Filter the entries below, keeping every line that has the word "በአንቀጽ".

**STORED DATA:**
## start
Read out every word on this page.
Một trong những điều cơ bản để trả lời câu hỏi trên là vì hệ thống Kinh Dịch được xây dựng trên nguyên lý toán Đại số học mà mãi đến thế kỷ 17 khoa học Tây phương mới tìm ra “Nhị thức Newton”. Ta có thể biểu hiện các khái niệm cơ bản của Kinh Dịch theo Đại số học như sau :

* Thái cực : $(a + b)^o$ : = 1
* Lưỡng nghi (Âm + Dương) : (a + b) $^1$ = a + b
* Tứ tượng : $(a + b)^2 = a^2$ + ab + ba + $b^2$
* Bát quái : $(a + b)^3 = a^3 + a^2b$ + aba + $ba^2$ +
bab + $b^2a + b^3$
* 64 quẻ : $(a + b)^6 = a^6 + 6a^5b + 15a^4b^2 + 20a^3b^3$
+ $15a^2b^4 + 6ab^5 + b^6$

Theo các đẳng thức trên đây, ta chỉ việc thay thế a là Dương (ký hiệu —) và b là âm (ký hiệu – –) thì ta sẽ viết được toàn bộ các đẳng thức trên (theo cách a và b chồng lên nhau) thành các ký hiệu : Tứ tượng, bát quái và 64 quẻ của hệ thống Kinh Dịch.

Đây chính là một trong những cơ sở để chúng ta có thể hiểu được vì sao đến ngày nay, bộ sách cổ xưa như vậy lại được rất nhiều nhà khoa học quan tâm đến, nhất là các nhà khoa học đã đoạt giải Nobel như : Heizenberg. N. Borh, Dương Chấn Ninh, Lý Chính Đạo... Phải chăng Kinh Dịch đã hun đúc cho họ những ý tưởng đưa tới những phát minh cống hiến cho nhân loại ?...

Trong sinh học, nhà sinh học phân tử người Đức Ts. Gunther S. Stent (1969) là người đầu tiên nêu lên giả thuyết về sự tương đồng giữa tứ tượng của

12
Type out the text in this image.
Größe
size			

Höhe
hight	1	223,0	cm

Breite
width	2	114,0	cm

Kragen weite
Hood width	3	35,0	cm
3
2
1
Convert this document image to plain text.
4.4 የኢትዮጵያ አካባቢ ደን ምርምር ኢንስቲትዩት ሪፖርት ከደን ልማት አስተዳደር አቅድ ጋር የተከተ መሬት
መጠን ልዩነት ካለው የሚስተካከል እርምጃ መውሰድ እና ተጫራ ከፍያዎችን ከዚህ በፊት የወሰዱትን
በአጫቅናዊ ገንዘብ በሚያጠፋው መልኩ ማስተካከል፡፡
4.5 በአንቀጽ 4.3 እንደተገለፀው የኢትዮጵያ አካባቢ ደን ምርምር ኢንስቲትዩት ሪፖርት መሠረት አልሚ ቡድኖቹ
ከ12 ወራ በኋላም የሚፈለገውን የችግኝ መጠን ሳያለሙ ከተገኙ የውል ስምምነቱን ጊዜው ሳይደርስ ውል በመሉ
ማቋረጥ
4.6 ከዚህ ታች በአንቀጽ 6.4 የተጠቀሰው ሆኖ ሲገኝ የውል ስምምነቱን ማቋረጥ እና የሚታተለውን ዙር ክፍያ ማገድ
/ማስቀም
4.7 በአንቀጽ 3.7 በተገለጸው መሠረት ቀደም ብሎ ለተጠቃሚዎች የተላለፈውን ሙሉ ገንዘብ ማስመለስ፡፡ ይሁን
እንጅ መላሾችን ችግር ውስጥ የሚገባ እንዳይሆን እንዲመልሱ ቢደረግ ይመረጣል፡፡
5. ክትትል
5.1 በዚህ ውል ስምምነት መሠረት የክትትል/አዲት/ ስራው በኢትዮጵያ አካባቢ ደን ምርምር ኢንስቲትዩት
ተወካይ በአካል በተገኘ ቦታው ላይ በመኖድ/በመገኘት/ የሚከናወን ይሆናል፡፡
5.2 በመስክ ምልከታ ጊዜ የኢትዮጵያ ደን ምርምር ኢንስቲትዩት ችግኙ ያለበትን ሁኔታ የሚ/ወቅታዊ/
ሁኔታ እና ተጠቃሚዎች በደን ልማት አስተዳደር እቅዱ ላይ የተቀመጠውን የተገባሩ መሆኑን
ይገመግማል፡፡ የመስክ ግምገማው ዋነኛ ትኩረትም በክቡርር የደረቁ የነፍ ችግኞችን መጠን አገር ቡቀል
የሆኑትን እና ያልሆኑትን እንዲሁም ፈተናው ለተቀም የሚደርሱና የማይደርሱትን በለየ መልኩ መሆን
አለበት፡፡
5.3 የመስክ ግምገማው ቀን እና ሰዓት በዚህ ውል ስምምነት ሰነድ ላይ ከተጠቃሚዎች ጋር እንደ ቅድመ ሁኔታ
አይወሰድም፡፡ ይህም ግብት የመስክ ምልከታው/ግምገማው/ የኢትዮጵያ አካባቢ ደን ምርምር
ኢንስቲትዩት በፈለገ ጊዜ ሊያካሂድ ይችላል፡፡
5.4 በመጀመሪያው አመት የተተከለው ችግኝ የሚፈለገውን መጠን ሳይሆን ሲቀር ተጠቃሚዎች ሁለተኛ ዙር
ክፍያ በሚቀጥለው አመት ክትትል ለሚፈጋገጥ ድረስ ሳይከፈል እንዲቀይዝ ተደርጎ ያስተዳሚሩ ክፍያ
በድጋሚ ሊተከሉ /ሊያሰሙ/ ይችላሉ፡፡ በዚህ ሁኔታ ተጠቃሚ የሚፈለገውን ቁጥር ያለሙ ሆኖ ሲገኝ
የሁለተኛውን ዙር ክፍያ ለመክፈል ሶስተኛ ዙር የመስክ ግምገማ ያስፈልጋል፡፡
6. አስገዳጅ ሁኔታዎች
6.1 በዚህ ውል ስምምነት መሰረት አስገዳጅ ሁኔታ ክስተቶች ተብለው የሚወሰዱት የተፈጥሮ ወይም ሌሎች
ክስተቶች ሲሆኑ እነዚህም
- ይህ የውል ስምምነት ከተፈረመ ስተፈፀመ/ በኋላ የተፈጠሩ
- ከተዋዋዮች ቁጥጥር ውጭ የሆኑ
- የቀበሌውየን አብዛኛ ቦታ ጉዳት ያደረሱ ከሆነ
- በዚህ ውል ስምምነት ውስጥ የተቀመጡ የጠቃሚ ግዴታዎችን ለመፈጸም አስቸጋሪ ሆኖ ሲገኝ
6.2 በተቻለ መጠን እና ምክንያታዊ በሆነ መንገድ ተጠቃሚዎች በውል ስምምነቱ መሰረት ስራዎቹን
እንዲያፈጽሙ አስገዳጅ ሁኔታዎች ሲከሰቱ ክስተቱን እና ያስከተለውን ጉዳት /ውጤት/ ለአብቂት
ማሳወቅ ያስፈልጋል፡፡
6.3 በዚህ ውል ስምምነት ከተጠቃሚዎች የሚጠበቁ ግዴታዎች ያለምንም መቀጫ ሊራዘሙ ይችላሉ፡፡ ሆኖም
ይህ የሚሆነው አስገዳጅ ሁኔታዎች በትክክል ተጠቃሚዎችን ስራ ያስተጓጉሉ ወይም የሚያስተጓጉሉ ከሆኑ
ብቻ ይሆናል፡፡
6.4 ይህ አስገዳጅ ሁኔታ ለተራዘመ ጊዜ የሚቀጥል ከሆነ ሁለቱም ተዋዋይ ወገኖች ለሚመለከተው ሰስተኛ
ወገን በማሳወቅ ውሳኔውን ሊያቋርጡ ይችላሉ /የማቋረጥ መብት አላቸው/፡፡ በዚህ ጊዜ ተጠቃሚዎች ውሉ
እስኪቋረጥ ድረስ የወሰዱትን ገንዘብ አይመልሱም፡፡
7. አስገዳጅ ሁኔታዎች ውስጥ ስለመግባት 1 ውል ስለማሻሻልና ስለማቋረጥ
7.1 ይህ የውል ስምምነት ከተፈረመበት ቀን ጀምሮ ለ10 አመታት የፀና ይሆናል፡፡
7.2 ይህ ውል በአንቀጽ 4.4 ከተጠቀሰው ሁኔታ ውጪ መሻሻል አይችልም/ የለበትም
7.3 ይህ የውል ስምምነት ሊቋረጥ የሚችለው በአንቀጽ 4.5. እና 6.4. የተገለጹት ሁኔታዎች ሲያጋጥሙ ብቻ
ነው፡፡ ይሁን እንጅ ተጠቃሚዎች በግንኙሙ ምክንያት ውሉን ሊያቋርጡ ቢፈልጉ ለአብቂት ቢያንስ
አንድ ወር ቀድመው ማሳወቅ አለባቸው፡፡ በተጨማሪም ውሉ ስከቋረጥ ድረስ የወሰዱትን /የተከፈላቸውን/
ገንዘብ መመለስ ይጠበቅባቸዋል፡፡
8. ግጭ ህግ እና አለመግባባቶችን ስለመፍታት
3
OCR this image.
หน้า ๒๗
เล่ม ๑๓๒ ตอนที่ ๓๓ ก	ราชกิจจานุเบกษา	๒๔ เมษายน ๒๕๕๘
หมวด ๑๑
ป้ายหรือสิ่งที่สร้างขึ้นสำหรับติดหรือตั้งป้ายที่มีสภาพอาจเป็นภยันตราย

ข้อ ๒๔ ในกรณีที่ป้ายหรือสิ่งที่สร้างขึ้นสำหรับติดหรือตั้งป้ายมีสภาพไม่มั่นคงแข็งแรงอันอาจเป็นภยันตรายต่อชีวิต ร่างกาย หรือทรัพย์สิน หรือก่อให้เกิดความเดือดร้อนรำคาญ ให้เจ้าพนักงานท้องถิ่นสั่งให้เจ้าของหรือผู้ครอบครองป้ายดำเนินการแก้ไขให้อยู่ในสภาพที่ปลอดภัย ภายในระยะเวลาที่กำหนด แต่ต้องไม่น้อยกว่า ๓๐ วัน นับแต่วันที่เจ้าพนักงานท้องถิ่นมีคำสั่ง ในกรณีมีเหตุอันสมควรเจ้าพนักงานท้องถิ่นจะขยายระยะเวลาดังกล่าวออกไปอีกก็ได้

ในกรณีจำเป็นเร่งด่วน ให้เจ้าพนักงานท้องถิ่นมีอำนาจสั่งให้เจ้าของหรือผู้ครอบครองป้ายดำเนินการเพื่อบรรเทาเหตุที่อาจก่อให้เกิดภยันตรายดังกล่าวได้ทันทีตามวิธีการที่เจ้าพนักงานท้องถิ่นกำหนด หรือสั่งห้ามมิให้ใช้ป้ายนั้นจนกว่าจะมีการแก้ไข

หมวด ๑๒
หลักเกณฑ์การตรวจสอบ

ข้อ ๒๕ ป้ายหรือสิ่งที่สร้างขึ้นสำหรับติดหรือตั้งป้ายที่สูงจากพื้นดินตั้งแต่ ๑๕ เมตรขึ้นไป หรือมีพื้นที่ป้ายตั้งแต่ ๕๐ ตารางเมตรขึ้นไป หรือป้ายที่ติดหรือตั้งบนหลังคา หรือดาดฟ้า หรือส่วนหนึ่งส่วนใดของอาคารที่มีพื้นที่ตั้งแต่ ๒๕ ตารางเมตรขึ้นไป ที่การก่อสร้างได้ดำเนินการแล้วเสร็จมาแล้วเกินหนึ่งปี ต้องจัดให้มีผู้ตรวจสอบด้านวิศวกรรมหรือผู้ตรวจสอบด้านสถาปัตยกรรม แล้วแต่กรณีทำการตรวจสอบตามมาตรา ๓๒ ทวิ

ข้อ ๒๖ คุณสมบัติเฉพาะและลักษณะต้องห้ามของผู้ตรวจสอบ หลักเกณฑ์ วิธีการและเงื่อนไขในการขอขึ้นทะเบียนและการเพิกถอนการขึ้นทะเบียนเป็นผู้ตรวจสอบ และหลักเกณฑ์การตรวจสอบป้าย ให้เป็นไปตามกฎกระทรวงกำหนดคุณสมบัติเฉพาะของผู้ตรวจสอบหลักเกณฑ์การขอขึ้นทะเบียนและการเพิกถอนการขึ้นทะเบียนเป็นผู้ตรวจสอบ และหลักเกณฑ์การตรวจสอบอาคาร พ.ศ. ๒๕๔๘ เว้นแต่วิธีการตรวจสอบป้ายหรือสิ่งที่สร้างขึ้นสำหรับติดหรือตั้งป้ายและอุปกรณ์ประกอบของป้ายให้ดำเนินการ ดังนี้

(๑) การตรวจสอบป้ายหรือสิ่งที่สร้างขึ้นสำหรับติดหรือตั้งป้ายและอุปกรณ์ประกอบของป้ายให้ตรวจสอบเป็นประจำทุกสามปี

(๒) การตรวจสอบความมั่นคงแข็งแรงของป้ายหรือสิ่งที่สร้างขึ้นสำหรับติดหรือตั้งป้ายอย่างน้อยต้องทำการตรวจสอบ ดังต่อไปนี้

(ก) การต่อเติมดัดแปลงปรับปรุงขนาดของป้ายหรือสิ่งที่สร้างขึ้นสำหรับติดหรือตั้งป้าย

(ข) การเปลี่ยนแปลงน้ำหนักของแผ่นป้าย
## end
**THE ANSWER:**
4.5 በአንቀጽ 4.3 እንደተገለፀው የኢትዮጵያ አካባቢ ደን ምርምር ኢንስቲትዩት ሪፖርት መሠረት አልሚ ቡድኖቹ
4.6 ከዚህ ታች በአንቀጽ 6.4 የተጠቀሰው ሆኖ ሲገኝ የውል ስምምነቱን ማቋረጥ እና የሚታተለውን ዙር ክፍያ ማገድ
4.7 በአንቀጽ 3.7 በተገለጸው መሠረት ቀደም ብሎ ለተጠቃሚዎች የተላለፈውን ሙሉ ገንዘብ ማስመለስ፡፡ ይሁን
7.2 ይህ ውል በአንቀጽ 4.4 ከተጠቀሰው ሁኔታ ውጪ መሻሻል አይችልም/ የለበትም
7.3 ይህ የውል ስምምነት ሊቋረጥ የሚችለው በአንቀጽ 4.5. እና 6.4. የተገለጹት ሁኔታዎች ሲያጋጥሙ ብቻ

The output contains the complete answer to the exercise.